**Work to complete**:
Track down each line that has the word "Revolving" and copy it.

<<<<

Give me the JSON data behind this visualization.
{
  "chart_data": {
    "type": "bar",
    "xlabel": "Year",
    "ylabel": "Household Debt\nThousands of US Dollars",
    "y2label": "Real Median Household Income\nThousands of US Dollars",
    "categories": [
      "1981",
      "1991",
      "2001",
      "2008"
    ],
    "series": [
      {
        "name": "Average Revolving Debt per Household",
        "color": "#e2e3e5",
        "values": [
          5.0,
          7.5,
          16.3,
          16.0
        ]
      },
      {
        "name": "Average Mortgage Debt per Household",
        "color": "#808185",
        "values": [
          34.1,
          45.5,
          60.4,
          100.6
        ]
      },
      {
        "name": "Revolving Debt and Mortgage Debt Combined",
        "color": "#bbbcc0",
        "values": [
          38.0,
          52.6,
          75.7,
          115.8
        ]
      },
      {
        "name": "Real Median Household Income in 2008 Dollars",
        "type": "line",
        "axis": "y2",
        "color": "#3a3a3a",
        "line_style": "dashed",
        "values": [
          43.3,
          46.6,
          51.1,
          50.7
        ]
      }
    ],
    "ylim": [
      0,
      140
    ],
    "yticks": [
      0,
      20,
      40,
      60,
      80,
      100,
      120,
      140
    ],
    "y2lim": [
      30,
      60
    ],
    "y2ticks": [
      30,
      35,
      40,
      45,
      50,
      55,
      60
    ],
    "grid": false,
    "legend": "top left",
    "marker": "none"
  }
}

>>>>

**Task response**:
        "name": "Average Revolving Debt per Household",
        "name": "Revolving Debt and Mortgage Debt Combined",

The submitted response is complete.